#### WHAT YOU WILL DO:
1. Reproduce the training comments from "My approach will" to "have fun there." with no changes.
2. Carry on the comments about climbing, lifting, and injury recovery, starting after their last sentence.

Segment Start: TEXT SEGMENT

My approach will be slightly different from yours in that I really, honestly, don’t care about getting better at climbing. I just want to have fun there.
Normally I do yoga after a session, I didn’t today. And my hips are tightening up bad at the moment. I’m going to put a bench between my legs next session. That should the kgs.
Honestly it looks like it still had suite the volume but in a different way: more exercises oriented stuff, this time more muscle oriented stuff (or I’m mistaken?) Meaning assistance lifts that mimick/directly help the main lift
Ugh damn. I’d suggest taking it very seriously and if you need rest, please do. A good friend of mine didn’t rested enough and was still going back to work and now he’s in a medical layoff for 3 months and might suregery, in that case the doctor said he’ll have to wait 6 months before doing resistance training again! (wrist tendonosis)
Haha, talk about conflicting intel :s I don’t know, as of now it continues to get better so Occassionally life throws it a curveball causing a few steps of regression but most of the time I feel that I’m on a good trajectory.

Segment End: TEXT SEGMENT
Segment Start: LISTED RECORDS

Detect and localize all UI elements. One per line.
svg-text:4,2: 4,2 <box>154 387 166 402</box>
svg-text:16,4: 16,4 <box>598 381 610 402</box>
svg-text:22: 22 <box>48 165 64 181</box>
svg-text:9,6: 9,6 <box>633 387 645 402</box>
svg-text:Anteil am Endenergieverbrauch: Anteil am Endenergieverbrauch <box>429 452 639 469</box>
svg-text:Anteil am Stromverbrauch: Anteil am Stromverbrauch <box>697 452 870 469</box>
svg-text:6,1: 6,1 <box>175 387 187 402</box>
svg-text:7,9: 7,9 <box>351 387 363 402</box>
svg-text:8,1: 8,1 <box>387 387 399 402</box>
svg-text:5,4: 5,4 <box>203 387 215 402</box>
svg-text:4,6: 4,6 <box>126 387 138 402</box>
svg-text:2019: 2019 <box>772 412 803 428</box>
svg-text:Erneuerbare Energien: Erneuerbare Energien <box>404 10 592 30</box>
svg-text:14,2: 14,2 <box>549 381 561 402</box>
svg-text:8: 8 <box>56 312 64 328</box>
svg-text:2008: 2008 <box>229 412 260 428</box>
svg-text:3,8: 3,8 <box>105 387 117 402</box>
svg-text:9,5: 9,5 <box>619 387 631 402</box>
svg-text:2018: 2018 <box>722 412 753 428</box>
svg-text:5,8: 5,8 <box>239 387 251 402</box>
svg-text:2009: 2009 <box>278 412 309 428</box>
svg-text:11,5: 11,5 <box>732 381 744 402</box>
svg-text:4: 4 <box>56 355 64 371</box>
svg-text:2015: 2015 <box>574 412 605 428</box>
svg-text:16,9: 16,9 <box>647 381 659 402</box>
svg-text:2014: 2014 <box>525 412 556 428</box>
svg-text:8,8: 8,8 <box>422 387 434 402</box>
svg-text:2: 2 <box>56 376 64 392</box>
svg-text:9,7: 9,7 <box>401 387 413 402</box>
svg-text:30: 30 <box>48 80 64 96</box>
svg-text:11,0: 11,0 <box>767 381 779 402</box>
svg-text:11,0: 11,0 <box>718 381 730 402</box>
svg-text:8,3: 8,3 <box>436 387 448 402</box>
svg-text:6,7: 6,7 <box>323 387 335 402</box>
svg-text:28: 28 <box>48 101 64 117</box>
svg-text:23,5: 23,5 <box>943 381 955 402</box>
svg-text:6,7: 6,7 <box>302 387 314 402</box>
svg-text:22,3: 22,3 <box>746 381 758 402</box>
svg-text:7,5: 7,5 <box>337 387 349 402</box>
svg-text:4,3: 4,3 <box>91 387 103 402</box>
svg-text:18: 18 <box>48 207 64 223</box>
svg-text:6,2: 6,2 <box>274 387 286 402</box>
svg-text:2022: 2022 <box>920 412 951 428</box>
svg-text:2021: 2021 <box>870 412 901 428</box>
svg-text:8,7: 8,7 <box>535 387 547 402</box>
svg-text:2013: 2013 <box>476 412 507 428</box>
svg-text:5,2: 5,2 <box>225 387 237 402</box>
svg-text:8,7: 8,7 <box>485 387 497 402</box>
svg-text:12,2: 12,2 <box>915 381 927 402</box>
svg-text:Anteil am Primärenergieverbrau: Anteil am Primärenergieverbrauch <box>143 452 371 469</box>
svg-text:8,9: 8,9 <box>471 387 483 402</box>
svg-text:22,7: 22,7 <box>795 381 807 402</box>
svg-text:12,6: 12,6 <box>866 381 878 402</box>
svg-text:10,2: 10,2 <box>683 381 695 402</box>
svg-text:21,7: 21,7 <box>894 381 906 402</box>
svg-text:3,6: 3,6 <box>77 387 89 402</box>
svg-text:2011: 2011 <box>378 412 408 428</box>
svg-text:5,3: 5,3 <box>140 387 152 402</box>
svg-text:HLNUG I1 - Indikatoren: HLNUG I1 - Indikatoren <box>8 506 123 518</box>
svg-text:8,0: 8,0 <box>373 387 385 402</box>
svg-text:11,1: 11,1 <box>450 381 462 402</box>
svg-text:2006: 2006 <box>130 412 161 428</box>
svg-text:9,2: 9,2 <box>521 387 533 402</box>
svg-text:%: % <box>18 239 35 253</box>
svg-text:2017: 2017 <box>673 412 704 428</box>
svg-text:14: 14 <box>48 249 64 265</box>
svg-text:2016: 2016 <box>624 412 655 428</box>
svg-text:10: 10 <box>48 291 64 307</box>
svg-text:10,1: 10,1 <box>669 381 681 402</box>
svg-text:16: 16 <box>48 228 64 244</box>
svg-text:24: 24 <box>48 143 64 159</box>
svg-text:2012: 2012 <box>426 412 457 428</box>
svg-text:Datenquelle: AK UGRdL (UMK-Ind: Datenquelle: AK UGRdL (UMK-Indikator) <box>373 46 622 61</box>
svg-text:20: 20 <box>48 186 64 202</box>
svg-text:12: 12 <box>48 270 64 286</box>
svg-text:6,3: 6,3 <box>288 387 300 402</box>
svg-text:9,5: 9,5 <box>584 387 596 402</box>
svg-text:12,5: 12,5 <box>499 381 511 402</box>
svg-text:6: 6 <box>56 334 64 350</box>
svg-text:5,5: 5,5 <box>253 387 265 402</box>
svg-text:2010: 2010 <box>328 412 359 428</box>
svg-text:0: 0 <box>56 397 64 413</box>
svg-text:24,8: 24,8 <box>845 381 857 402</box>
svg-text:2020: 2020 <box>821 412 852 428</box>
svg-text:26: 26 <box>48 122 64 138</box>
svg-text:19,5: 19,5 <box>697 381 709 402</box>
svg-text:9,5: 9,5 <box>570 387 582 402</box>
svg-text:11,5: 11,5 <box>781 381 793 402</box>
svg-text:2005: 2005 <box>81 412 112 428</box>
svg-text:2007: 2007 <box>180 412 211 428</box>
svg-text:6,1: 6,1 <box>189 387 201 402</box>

Segment End: LISTED RECORDS

#### PER-TASK OUTPUTS:
1.
My approach will be slightly different from yours in that I really, honestly, don’t care about getting better at climbing. I just want to have fun there.

2.
Worst comes to worst I’ll take that rest and continue training my hands into diesel engines by hangboarding at home
Well if it continues to get better do so. Doctors don’t always know everything. They told me I shouldn’t squat below parallel, or heavy, I shouldn’t do olifting ever again. YEAH RIGHT
Just realised I haven’t had one of my scheduled deload weeks in quite some time. I wonder how long it’s been. Last “proof” I can find of doing for climbing is mid-September. Last lifting deload was end of September. Hm. I do however consider it almost a deload whenever I change up programs so >_< But yeah, might be time for a rest week from climbing.
Forgot to log this note yesterday. Good mornings, while an exercise I think I can derive benefit from, was harsh on the elbow and the program allows me to substitute RDLs there so I will do that.
Despite all the controversy surrounding the individual I think I made my best consistent progress while following Nutty’s “program” and it included a lot of lower back work. I might run that again in the future when I feel more healed.
Another thing that worked very well in the past, also something I might revisit, is I performed very well eating in accordance with the mountain dog diet. Despite it running very high in protein.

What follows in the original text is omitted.